* DATA *
----
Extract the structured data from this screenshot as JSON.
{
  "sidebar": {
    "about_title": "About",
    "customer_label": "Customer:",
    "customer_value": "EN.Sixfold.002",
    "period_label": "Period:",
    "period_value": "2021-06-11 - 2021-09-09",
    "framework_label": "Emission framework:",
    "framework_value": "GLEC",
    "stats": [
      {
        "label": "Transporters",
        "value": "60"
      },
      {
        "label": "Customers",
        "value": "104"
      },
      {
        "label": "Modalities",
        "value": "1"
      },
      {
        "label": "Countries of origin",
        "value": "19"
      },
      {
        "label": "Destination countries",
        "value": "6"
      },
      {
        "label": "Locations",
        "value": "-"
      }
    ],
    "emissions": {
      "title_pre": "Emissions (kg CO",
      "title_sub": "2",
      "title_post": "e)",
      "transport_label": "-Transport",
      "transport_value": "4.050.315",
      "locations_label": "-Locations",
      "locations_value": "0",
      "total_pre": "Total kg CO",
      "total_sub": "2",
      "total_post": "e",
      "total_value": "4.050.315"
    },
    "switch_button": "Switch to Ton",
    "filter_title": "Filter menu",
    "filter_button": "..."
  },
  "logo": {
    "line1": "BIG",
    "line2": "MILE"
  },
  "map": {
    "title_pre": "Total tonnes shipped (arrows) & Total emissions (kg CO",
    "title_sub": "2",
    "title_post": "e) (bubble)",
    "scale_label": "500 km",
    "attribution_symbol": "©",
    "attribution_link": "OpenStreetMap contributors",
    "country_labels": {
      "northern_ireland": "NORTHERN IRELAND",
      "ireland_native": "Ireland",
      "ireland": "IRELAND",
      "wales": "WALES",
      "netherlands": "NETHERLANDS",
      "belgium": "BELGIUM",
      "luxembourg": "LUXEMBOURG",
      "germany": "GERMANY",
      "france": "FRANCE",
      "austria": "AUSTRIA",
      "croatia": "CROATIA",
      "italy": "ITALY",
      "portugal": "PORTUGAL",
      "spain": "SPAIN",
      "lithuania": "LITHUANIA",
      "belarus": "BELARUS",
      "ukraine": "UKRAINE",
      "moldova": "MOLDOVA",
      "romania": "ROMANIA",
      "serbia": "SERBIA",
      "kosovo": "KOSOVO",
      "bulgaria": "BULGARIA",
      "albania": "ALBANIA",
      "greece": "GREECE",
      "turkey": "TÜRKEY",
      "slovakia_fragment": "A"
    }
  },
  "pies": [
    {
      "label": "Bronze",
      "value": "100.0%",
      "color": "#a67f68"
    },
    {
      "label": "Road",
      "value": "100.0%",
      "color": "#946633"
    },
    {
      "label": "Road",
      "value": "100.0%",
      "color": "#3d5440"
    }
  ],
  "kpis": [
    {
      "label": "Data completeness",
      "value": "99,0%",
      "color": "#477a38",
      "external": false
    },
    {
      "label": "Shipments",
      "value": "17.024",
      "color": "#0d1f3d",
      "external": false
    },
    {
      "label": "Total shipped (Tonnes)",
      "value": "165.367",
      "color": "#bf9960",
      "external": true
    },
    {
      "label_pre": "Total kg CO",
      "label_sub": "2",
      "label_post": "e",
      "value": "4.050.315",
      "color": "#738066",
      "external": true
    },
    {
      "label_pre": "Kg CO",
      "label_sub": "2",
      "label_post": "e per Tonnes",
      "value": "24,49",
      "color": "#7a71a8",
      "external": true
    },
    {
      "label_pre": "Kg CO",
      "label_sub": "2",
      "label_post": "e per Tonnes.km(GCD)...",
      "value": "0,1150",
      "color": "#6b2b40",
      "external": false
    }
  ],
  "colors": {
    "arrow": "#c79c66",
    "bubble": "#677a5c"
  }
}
----
* PROBLEM TO WORK ON *
Your task is to print the whole listing again exactly.

* RESULT BELOW *
Extract the structured data from this screenshot as JSON.
{
  "sidebar": {
    "about_title": "About",
    "customer_label": "Customer:",
    "customer_value": "EN.Sixfold.002",
    "period_label": "Period:",
    "period_value": "2021-06-11 - 2021-09-09",
    "framework_label": "Emission framework:",
    "framework_value": "GLEC",
    "stats": [
      {
        "label": "Transporters",
        "value": "60"
      },
      {
        "label": "Customers",
        "value": "104"
      },
      {
        "label": "Modalities",
        "value": "1"
      },
      {
        "label": "Countries of origin",
        "value": "19"
      },
      {
        "label": "Destination countries",
        "value": "6"
      },
      {
        "label": "Locations",
        "value": "-"
      }
    ],
    "emissions": {
      "title_pre": "Emissions (kg CO",
      "title_sub": "2",
      "title_post": "e)",
      "transport_label": "-Transport",
      "transport_value": "4.050.315",
      "locations_label": "-Locations",
      "locations_value": "0",
      "total_pre": "Total kg CO",
      "total_sub": "2",
      "total_post": "e",
      "total_value": "4.050.315"
    },
    "switch_button": "Switch to Ton",
    "filter_title": "Filter menu",
    "filter_button": "..."
  },
  "logo": {
    "line1": "BIG",
    "line2": "MILE"
  },
  "map": {
    "title_pre": "Total tonnes shipped (arrows) & Total emissions (kg CO",
    "title_sub": "2",
    "title_post": "e) (bubble)",
    "scale_label": "500 km",
    "attribution_symbol": "©",
    "attribution_link": "OpenStreetMap contributors",
    "country_labels": {
      "northern_ireland": "NORTHERN IRELAND",
      "ireland_native": "Ireland",
      "ireland": "IRELAND",
      "wales": "WALES",
      "netherlands": "NETHERLANDS",
      "belgium": "BELGIUM",
      "luxembourg": "LUXEMBOURG",
      "germany": "GERMANY",
      "france": "FRANCE",
      "austria": "AUSTRIA",
      "croatia": "CROATIA",
      "italy": "ITALY",
      "portugal": "PORTUGAL",
      "spain": "SPAIN",
      "lithuania": "LITHUANIA",
      "belarus": "BELARUS",
      "ukraine": "UKRAINE",
      "moldova": "MOLDOVA",
      "romania": "ROMANIA",
      "serbia": "SERBIA",
      "kosovo": "KOSOVO",
      "bulgaria": "BULGARIA",
      "albania": "ALBANIA",
      "greece": "GREECE",
      "turkey": "TÜRKEY",
      "slovakia_fragment": "A"
    }
  },
  "pies": [
    {
      "label": "Bronze",
      "value": "100.0%",
      "color": "#a67f68"
    },
    {
      "label": "Road",
      "value": "100.0%",
      "color": "#946633"
    },
    {
      "label": "Road",
      "value": "100.0%",
      "color": "#3d5440"
    }
  ],
  "kpis": [
    {
      "label": "Data completeness",
      "value": "99,0%",
      "color": "#477a38",
      "external": false
    },
    {
      "label": "Shipments",
      "value": "17.024",
      "color": "#0d1f3d",
      "external": false
    },
    {
      "label": "Total shipped (Tonnes)",
      "value": "165.367",
      "color": "#bf9960",
      "external": true
    },
    {
      "label_pre": "Total kg CO",
      "label_sub": "2",
      "label_post": "e",
      "value": "4.050.315",
      "color": "#738066",
      "external": true
    },
    {
      "label_pre": "Kg CO",
      "label_sub": "2",
      "label_post": "e per Tonnes",
      "value": "24,49",
      "color": "#7a71a8",
      "external": true
    },
    {
      "label_pre": "Kg CO",
      "label_sub": "2",
      "label_post": "e per Tonnes.km(GCD)...",
      "value": "0,1150",
      "color": "#6b2b40",
      "external": false
    }
  ],
  "colors": {
    "arrow": "#c79c66",
    "bubble": "#677a5c"
  }
}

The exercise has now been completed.